- Short task
Can you retype every record below exactly as written?

- Supplied data
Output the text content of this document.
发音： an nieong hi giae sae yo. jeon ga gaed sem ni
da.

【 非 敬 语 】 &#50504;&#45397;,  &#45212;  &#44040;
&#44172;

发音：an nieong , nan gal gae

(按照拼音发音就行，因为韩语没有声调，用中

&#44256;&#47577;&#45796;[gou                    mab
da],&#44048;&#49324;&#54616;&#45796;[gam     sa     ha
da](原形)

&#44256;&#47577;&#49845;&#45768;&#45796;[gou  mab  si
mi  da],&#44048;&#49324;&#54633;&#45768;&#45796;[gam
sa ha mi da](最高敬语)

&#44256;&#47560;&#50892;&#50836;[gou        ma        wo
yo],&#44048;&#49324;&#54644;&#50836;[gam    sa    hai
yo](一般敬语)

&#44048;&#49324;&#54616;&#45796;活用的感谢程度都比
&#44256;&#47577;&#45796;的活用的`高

- Solution to the exercise
Output the text content of this document.
发音： an nieong hi giae sae yo. jeon ga gaed sem ni
da.

【 非 敬 语 】 &#50504;&#45397;,  &#45212;  &#44040;
&#44172;

发音：an nieong , nan gal gae

(按照拼音发音就行，因为韩语没有声调，用中

&#44256;&#47577;&#45796;[gou                    mab
da],&#44048;&#49324;&#54616;&#45796;[gam     sa     ha
da](原形)

&#44256;&#47577;&#49845;&#45768;&#45796;[gou  mab  si
mi  da],&#44048;&#49324;&#54633;&#45768;&#45796;[gam
sa ha mi da](最高敬语)

&#44256;&#47560;&#50892;&#50836;[gou        ma        wo
yo],&#44048;&#49324;&#54644;&#50836;[gam    sa    hai
yo](一般敬语)

&#44048;&#49324;&#54616;&#45796;活用的感谢程度都比
&#44256;&#47577;&#45796;的活用的`高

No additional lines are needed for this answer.